* Task details:
Repeat the data below line for line, without any changes, and leave out the pictures.

* Data provided:
........

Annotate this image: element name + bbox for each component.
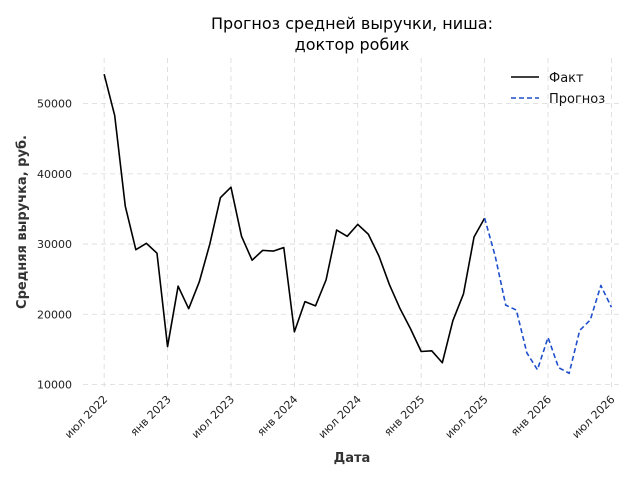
legend-label-forecast: Прогноз	[549, 92, 605, 107]
y-tick-label: 50000	[37, 98, 72, 111]
y-axis-ticks: 10000 20000 30000 40000 50000	[37, 98, 72, 392]
y-tick-label: 40000	[37, 168, 72, 181]
y-axis-label: Средняя выручка, руб.	[15, 135, 30, 309]
x-axis-label: Дата	[334, 451, 371, 466]
series-layer	[103, 73, 613, 375]
y-tick-label: 10000	[37, 378, 72, 391]
vertical-gridlines	[103, 58, 612, 388]
series-line-fact	[103, 73, 486, 364]
chart-title-line-1: Прогноз средней выручки, ниша:	[211, 14, 493, 33]
legend-label-fact: Факт	[549, 71, 584, 86]
chart-title-line-2: доктор робик	[295, 35, 410, 54]
legend: Факт Прогноз	[511, 71, 605, 107]
y-tick-label: 20000	[37, 308, 72, 321]
series-line-forecast	[483, 217, 613, 375]
y-tick-label: 30000	[37, 238, 72, 251]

........

* Solution for this task:
Annotate this image: element name + bbox for each component.
legend-label-forecast: Прогноз	[549, 92, 605, 107]
y-tick-label: 50000	[37, 98, 72, 111]
y-axis-ticks: 10000 20000 30000 40000 50000	[37, 98, 72, 392]
y-tick-label: 40000	[37, 168, 72, 181]
y-axis-label: Средняя выручка, руб.	[15, 135, 30, 309]
x-axis-label: Дата	[334, 451, 371, 466]
series-layer	[103, 73, 613, 375]
y-tick-label: 10000	[37, 378, 72, 391]
vertical-gridlines	[103, 58, 612, 388]
series-line-fact	[103, 73, 486, 364]
chart-title-line-1: Прогноз средней выручки, ниша:	[211, 14, 493, 33]
legend-label-fact: Факт	[549, 71, 584, 86]
chart-title-line-2: доктор робик	[295, 35, 410, 54]
legend: Факт Прогноз	[511, 71, 605, 107]
y-tick-label: 20000	[37, 308, 72, 321]
series-line-forecast	[483, 217, 613, 375]
y-tick-label: 30000	[37, 238, 72, 251]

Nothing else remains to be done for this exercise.